### Given exercise
In your copy, leave out the pictures; write out all the data exactly.
___ Information shown
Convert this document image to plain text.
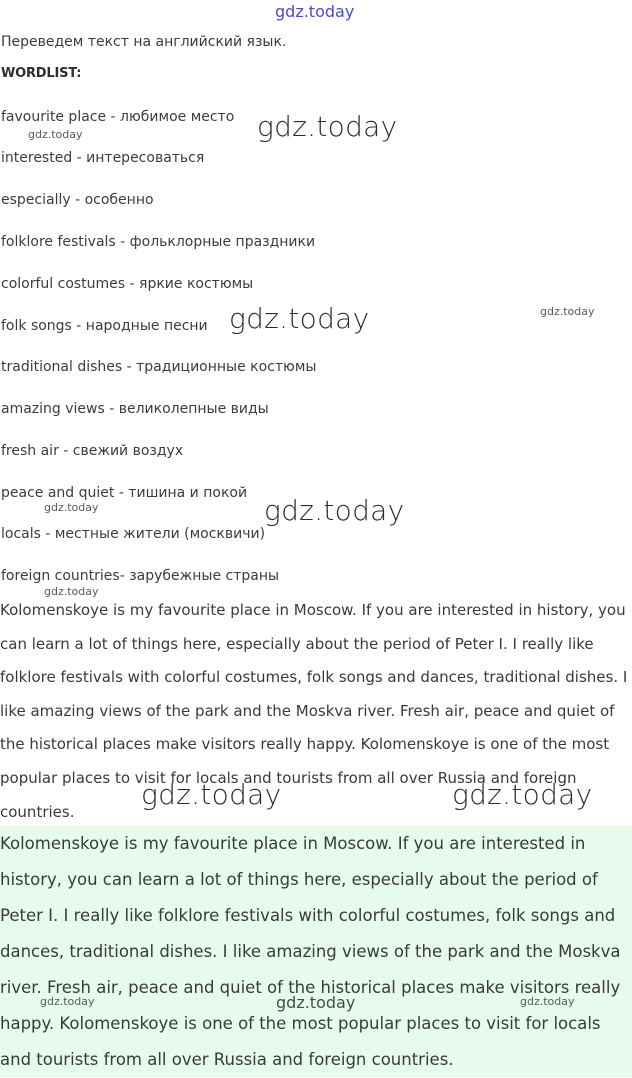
gdz.today
Переведем текст на английский язык.
WORDLIST:
favourite place - любимое место
interested - интересоваться
especially - особенно
folklore festivals - фольклорные праздники
colorful costumes - яркие костюмы
folk songs - народные песни
traditional dishes - традиционные костюмы
amazing views - великолепные виды
fresh air - свежий воздух
peace and quiet - тишина и покой
locals - местные жители (москвичи)
foreign countries- зарубежные страны

Kolomenskoye is my favourite place in Moscow. If you are interested in history, you can learn a lot of things here, especially about the period of Peter I. I really like folklore festivals with colorful costumes, folk songs and dances, traditional dishes. I like amazing views of the park and the Moskva river. Fresh air, peace and quiet of the historical places make visitors really happy. Kolomenskoye is one of the most popular places to visit for locals and tourists from all over Russia and foreign countries.

Kolomenskoye is my favourite place in Moscow. If you are interested in history, you can learn a lot of things here, especially about the period of Peter I. I really like folklore festivals with colorful costumes, folk songs and dances, traditional dishes. I like amazing views of the park and the Moskva river. Fresh air, peace and quiet of the historical places make visitors really happy. Kolomenskoye is one of the most popular places to visit for locals and tourists from all over Russia and foreign countries.

gdz.today
gdz.today
gdz.today	gdz.today
gdz.today
gdz.today
gdz.today
gdz.today	gdz.today
gdz.today	gdz.today	gdz.today
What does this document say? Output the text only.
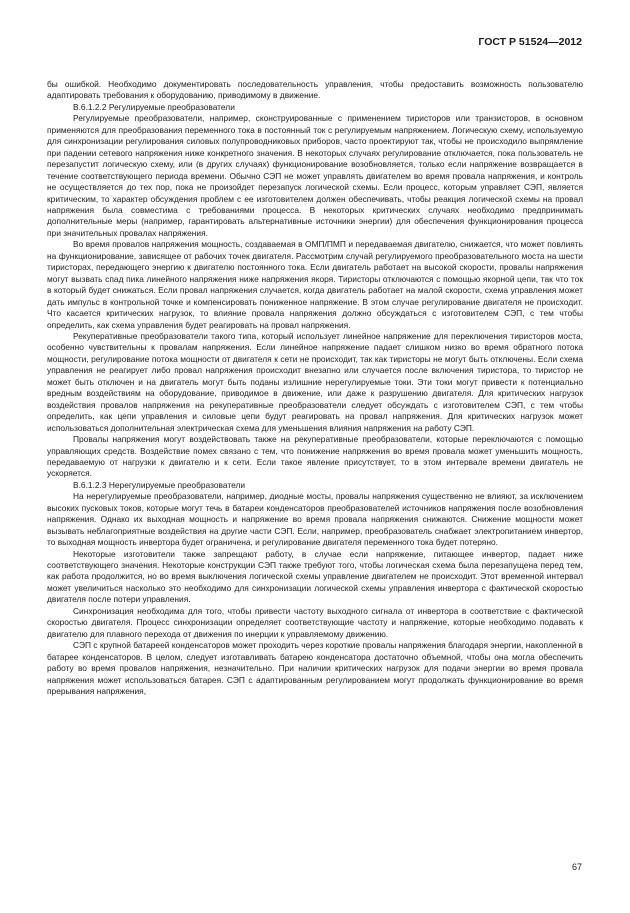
ГОСТ Р 51524—2012

бы ошибкой. Необходимо документировать последовательность управления, чтобы предоставить возможность пользователю адаптировать требования к оборудованию, приводимому в движение.

В.6.1.2.2 Регулируемые преобразователи

Регулируемые преобразователи, например, сконструированные с применением тиристоров или транзисторов, в основном применяются для преобразования переменного тока в постоянный ток с регулируемым напряжением. Логическую схему, используемую для синхронизации регулирования силовых полупроводниковых приборов, часто проектируют так, чтобы не происходило выпрямление при падении сетевого напряжения ниже конкретного значения. В некоторых случаях регулирование отключается, пока пользователь не перезапустит логическую схему, или (в других случаях) функционирование возобновляется, только если напряжение возвращается в течение соответствующего периода времени. Обычно СЭП не может управлять двигателем во время провала напряжения, и контроль не осуществляется до тех пор, пока не произойдет перезапуск логической схемы. Если процесс, которым управляет СЭП, является критическим, то характер обсуждения проблем с ее изготовителем должен обеспечивать, чтобы реакция логической схемы на провал напряжения была совместима с требованиями процесса. В некоторых критических случаях необходимо предпринимать дополнительные меры (например, гарантировать альтернативные источники энергии) для обеспечения функционирования процесса при значительных провалах напряжения.

Во время провалов напряжения мощность, создаваемая в ОМП/ПМП и передаваемая двигателю, снижается, что может повлиять на функционирование, зависящее от рабочих точек двигателя. Рассмотрим случай регулируемого преобразовательного моста на шести тиристорах, передающего энергию к двигателю постоянного тока. Если двигатель работает на высокой скорости, провалы напряжения могут вызвать спад пика линейного напряжения ниже напряжения якоря. Тиристоры отключаются с помощью якорной цепи, так что ток в который будет снижаться. Если провал напряжения случается, когда двигатель работает на малой скорости, схема управления может дать импульс в контрольной точке и компенсировать пониженное напряжение. В этом случае регулирование двигателя не происходит. Что касается критических нагрузок, то влияние провала напряжения должно обсуждаться с изготовителем СЭП, с тем чтобы определить, как схема управления будет реагировать на провал напряжения.

Рекуперативные преобразователи такого типа, который использует линейное напряжение для переключения тиристоров моста, особенно чувствительны к провалам напряжения. Если линейное напряжение падает слишком низко во время обратного потока мощности, регулирование потока мощности от двигателя к сети не происходит, так как тиристоры не могут быть отключены. Если схема управления не реагирует либо провал напряжения происходит внезапно или случается после включения тиристора, то тиристор не может быть отключен и на двигатель могут быть поданы излишние нерегулируемые токи. Эти токи могут привести к потенциально вредным воздействиям на оборудование, приводимое в движение, или даже к разрушению двигателя. Для критических нагрузок воздействия провалов напряжения на рекуперативные преобразователи следует обсуждать с изготовителем СЭП, с тем чтобы определить, как цепи управления и силовые цепи будут реагировать на провал напряжения. Для критических нагрузок может использоваться дополнительная электрическая схема для уменьшения влияния напряжения на работу СЭП.

Провалы напряжения могут воздействовать также на рекуперативные преобразователи, которые переключаются с помощью управляющих средств. Воздействие помех связано с тем, что понижение напряжения во время провала может уменьшить мощность, передаваемую от нагрузки к двигателю и к сети. Если такое явление присутствует, то в этом интервале времени двигатель не ускоряется.

В.6.1.2.3 Нерегулируемые преобразователи

На нерегулируемые преобразователи, например, диодные мосты, провалы напряжения существенно не влияют, за исключением высоких пусковых токов, которые могут течь в батареи конденсаторов преобразователей источников напряжения после возобновления напряжения. Однако их выходная мощность и напряжение во время провала напряжения снижаются. Снижение мощности может вызывать неблагоприятные воздействия на другие части СЭП. Если, например, преобразователь снабжает электропитанием инвертор, то выходная мощность инвертора будет ограничена, и регулирование двигателя переменного тока будет потеряно.

Некоторые изготовители также запрещают работу, в случае если напряжение, питающее инвертор, падает ниже соответствующего значения. Некоторые конструкции СЭП также требуют того, чтобы логическая схема была перезапущена перед тем, как работа продолжится, но во время выключения логической схемы управление двигателем не происходит. Этот временной интервал может увеличиться насколько это необходимо для синхронизации логической схемы управления инвертора с фактической скоростью двигателя после потери управления.

Синхронизация необходима для того, чтобы привести частоту выходного сигнала от инвертора в соответствие с фактической скоростью двигателя. Процесс синхронизации определяет соответствующие частоту и напряжение, которые необходимо подавать к двигателю для плавного перехода от движения по инерции к управляемому движению.

СЭП с крупной батареей конденсаторов может проходить через короткие провалы напряжения благодаря энергии, накопленной в батарее конденсаторов. В целом, следует изготавливать батарею конденсатора достаточно объемной, чтобы она могла обеспечить работу во время провалов напряжения, незначительно. При наличии критических нагрузок для подачи энергии во время провала напряжения может использоваться батарея. СЭП с адаптированным регулированием могут продолжать функционирование во время прерывания напряжения,

67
______
### Result
Convert this document image to plain text.
gdz.today
Переведем текст на английский язык.
WORDLIST:
favourite place - любимое место
interested - интересоваться
especially - особенно
folklore festivals - фольклорные праздники
colorful costumes - яркие костюмы
folk songs - народные песни
traditional dishes - традиционные костюмы
amazing views - великолепные виды
fresh air - свежий воздух
peace and quiet - тишина и покой
locals - местные жители (москвичи)
foreign countries- зарубежные страны

Kolomenskoye is my favourite place in Moscow. If you are interested in history, you can learn a lot of things here, especially about the period of Peter I. I really like folklore festivals with colorful costumes, folk songs and dances, traditional dishes. I like amazing views of the park and the Moskva river. Fresh air, peace and quiet of the historical places make visitors really happy. Kolomenskoye is one of the most popular places to visit for locals and tourists from all over Russia and foreign countries.

Kolomenskoye is my favourite place in Moscow. If you are interested in history, you can learn a lot of things here, especially about the period of Peter I. I really like folklore festivals with colorful costumes, folk songs and dances, traditional dishes. I like amazing views of the park and the Moskva river. Fresh air, peace and quiet of the historical places make visitors really happy. Kolomenskoye is one of the most popular places to visit for locals and tourists from all over Russia and foreign countries.

gdz.today
gdz.today
gdz.today	gdz.today
gdz.today
gdz.today
gdz.today
gdz.today	gdz.today
gdz.today	gdz.today	gdz.today
What does this document say? Output the text only.
ГОСТ Р 51524—2012

бы ошибкой. Необходимо документировать последовательность управления, чтобы предоставить возможность пользователю адаптировать требования к оборудованию, приводимому в движение.

В.6.1.2.2 Регулируемые преобразователи

Регулируемые преобразователи, например, сконструированные с применением тиристоров или транзисторов, в основном применяются для преобразования переменного тока в постоянный ток с регулируемым напряжением. Логическую схему, используемую для синхронизации регулирования силовых полупроводниковых приборов, часто проектируют так, чтобы не происходило выпрямление при падении сетевого напряжения ниже конкретного значения. В некоторых случаях регулирование отключается, пока пользователь не перезапустит логическую схему, или (в других случаях) функционирование возобновляется, только если напряжение возвращается в течение соответствующего периода времени. Обычно СЭП не может управлять двигателем во время провала напряжения, и контроль не осуществляется до тех пор, пока не произойдет перезапуск логической схемы. Если процесс, которым управляет СЭП, является критическим, то характер обсуждения проблем с ее изготовителем должен обеспечивать, чтобы реакция логической схемы на провал напряжения была совместима с требованиями процесса. В некоторых критических случаях необходимо предпринимать дополнительные меры (например, гарантировать альтернативные источники энергии) для обеспечения функционирования процесса при значительных провалах напряжения.

Во время провалов напряжения мощность, создаваемая в ОМП/ПМП и передаваемая двигателю, снижается, что может повлиять на функционирование, зависящее от рабочих точек двигателя. Рассмотрим случай регулируемого преобразовательного моста на шести тиристорах, передающего энергию к двигателю постоянного тока. Если двигатель работает на высокой скорости, провалы напряжения могут вызвать спад пика линейного напряжения ниже напряжения якоря. Тиристоры отключаются с помощью якорной цепи, так что ток в который будет снижаться. Если провал напряжения случается, когда двигатель работает на малой скорости, схема управления может дать импульс в контрольной точке и компенсировать пониженное напряжение. В этом случае регулирование двигателя не происходит. Что касается критических нагрузок, то влияние провала напряжения должно обсуждаться с изготовителем СЭП, с тем чтобы определить, как схема управления будет реагировать на провал напряжения.

Рекуперативные преобразователи такого типа, который использует линейное напряжение для переключения тиристоров моста, особенно чувствительны к провалам напряжения. Если линейное напряжение падает слишком низко во время обратного потока мощности, регулирование потока мощности от двигателя к сети не происходит, так как тиристоры не могут быть отключены. Если схема управления не реагирует либо провал напряжения происходит внезапно или случается после включения тиристора, то тиристор не может быть отключен и на двигатель могут быть поданы излишние нерегулируемые токи. Эти токи могут привести к потенциально вредным воздействиям на оборудование, приводимое в движение, или даже к разрушению двигателя. Для критических нагрузок воздействия провалов напряжения на рекуперативные преобразователи следует обсуждать с изготовителем СЭП, с тем чтобы определить, как цепи управления и силовые цепи будут реагировать на провал напряжения. Для критических нагрузок может использоваться дополнительная электрическая схема для уменьшения влияния напряжения на работу СЭП.

Провалы напряжения могут воздействовать также на рекуперативные преобразователи, которые переключаются с помощью управляющих средств. Воздействие помех связано с тем, что понижение напряжения во время провала может уменьшить мощность, передаваемую от нагрузки к двигателю и к сети. Если такое явление присутствует, то в этом интервале времени двигатель не ускоряется.

В.6.1.2.3 Нерегулируемые преобразователи

На нерегулируемые преобразователи, например, диодные мосты, провалы напряжения существенно не влияют, за исключением высоких пусковых токов, которые могут течь в батареи конденсаторов преобразователей источников напряжения после возобновления напряжения. Однако их выходная мощность и напряжение во время провала напряжения снижаются. Снижение мощности может вызывать неблагоприятные воздействия на другие части СЭП. Если, например, преобразователь снабжает электропитанием инвертор, то выходная мощность инвертора будет ограничена, и регулирование двигателя переменного тока будет потеряно.

Некоторые изготовители также запрещают работу, в случае если напряжение, питающее инвертор, падает ниже соответствующего значения. Некоторые конструкции СЭП также требуют того, чтобы логическая схема была перезапущена перед тем, как работа продолжится, но во время выключения логической схемы управление двигателем не происходит. Этот временной интервал может увеличиться насколько это необходимо для синхронизации логической схемы управления инвертора с фактической скоростью двигателя после потери управления.

Синхронизация необходима для того, чтобы привести частоту выходного сигнала от инвертора в соответствие с фактической скоростью двигателя. Процесс синхронизации определяет соответствующие частоту и напряжение, которые необходимо подавать к двигателю для плавного перехода от движения по инерции к управляемому движению.

СЭП с крупной батареей конденсаторов может проходить через короткие провалы напряжения благодаря энергии, накопленной в батарее конденсаторов. В целом, следует изготавливать батарею конденсатора достаточно объемной, чтобы она могла обеспечить работу во время провалов напряжения, незначительно. При наличии критических нагрузок для подачи энергии во время провала напряжения может использоваться батарея. СЭП с адаптированным регулированием могут продолжать функционирование во время прерывания напряжения,

67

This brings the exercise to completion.